(Records from a collection of figures)
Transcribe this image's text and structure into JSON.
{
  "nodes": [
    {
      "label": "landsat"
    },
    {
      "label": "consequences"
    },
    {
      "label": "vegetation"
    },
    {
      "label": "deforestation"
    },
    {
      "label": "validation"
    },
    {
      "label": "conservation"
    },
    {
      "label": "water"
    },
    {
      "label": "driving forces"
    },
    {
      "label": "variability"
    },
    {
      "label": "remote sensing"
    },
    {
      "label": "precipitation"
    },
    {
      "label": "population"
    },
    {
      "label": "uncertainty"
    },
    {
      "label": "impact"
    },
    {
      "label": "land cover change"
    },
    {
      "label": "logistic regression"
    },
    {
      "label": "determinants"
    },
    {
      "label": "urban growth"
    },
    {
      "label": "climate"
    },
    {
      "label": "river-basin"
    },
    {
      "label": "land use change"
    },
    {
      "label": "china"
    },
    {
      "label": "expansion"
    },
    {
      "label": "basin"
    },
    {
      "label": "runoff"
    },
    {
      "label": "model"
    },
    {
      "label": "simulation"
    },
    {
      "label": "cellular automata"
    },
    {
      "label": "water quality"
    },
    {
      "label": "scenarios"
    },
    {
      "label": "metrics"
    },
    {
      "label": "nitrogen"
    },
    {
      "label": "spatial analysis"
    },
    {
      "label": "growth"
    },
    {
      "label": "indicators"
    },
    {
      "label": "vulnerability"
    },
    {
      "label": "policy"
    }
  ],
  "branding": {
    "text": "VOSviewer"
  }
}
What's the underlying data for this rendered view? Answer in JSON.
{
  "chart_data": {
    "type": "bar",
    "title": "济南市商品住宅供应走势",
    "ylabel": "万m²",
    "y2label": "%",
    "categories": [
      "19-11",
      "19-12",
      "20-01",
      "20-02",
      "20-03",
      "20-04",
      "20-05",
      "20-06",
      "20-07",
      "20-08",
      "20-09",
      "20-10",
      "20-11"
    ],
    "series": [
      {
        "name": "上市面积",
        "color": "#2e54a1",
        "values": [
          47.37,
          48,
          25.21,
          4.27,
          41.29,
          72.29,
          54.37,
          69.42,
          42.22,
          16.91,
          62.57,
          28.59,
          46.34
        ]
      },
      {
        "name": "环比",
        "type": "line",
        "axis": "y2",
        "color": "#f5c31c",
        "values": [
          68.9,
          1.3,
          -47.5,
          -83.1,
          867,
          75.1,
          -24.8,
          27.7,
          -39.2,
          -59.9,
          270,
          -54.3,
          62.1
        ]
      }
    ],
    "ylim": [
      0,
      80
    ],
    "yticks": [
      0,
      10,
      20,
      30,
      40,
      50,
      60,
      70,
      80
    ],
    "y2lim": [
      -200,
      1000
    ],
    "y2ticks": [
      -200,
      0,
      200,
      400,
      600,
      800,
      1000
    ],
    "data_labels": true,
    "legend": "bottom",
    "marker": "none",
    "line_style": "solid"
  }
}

* _Your goal_:
Using the listing above, please repeat every entry exactly.

* _Final result_:
Transcribe this image's text and structure into JSON.
{
  "nodes": [
    {
      "label": "landsat"
    },
    {
      "label": "consequences"
    },
    {
      "label": "vegetation"
    },
    {
      "label": "deforestation"
    },
    {
      "label": "validation"
    },
    {
      "label": "conservation"
    },
    {
      "label": "water"
    },
    {
      "label": "driving forces"
    },
    {
      "label": "variability"
    },
    {
      "label": "remote sensing"
    },
    {
      "label": "precipitation"
    },
    {
      "label": "population"
    },
    {
      "label": "uncertainty"
    },
    {
      "label": "impact"
    },
    {
      "label": "land cover change"
    },
    {
      "label": "logistic regression"
    },
    {
      "label": "determinants"
    },
    {
      "label": "urban growth"
    },
    {
      "label": "climate"
    },
    {
      "label": "river-basin"
    },
    {
      "label": "land use change"
    },
    {
      "label": "china"
    },
    {
      "label": "expansion"
    },
    {
      "label": "basin"
    },
    {
      "label": "runoff"
    },
    {
      "label": "model"
    },
    {
      "label": "simulation"
    },
    {
      "label": "cellular automata"
    },
    {
      "label": "water quality"
    },
    {
      "label": "scenarios"
    },
    {
      "label": "metrics"
    },
    {
      "label": "nitrogen"
    },
    {
      "label": "spatial analysis"
    },
    {
      "label": "growth"
    },
    {
      "label": "indicators"
    },
    {
      "label": "vulnerability"
    },
    {
      "label": "policy"
    }
  ],
  "branding": {
    "text": "VOSviewer"
  }
}
What's the underlying data for this rendered view? Answer in JSON.
{
  "chart_data": {
    "type": "bar",
    "title": "济南市商品住宅供应走势",
    "ylabel": "万m²",
    "y2label": "%",
    "categories": [
      "19-11",
      "19-12",
      "20-01",
      "20-02",
      "20-03",
      "20-04",
      "20-05",
      "20-06",
      "20-07",
      "20-08",
      "20-09",
      "20-10",
      "20-11"
    ],
    "series": [
      {
        "name": "上市面积",
        "color": "#2e54a1",
        "values": [
          47.37,
          48,
          25.21,
          4.27,
          41.29,
          72.29,
          54.37,
          69.42,
          42.22,
          16.91,
          62.57,
          28.59,
          46.34
        ]
      },
      {
        "name": "环比",
        "type": "line",
        "axis": "y2",
        "color": "#f5c31c",
        "values": [
          68.9,
          1.3,
          -47.5,
          -83.1,
          867,
          75.1,
          -24.8,
          27.7,
          -39.2,
          -59.9,
          270,
          -54.3,
          62.1
        ]
      }
    ],
    "ylim": [
      0,
      80
    ],
    "yticks": [
      0,
      10,
      20,
      30,
      40,
      50,
      60,
      70,
      80
    ],
    "y2lim": [
      -200,
      1000
    ],
    "y2ticks": [
      -200,
      0,
      200,
      400,
      600,
      800,
      1000
    ],
    "data_labels": true,
    "legend": "bottom",
    "marker": "none",
    "line_style": "solid"
  }
}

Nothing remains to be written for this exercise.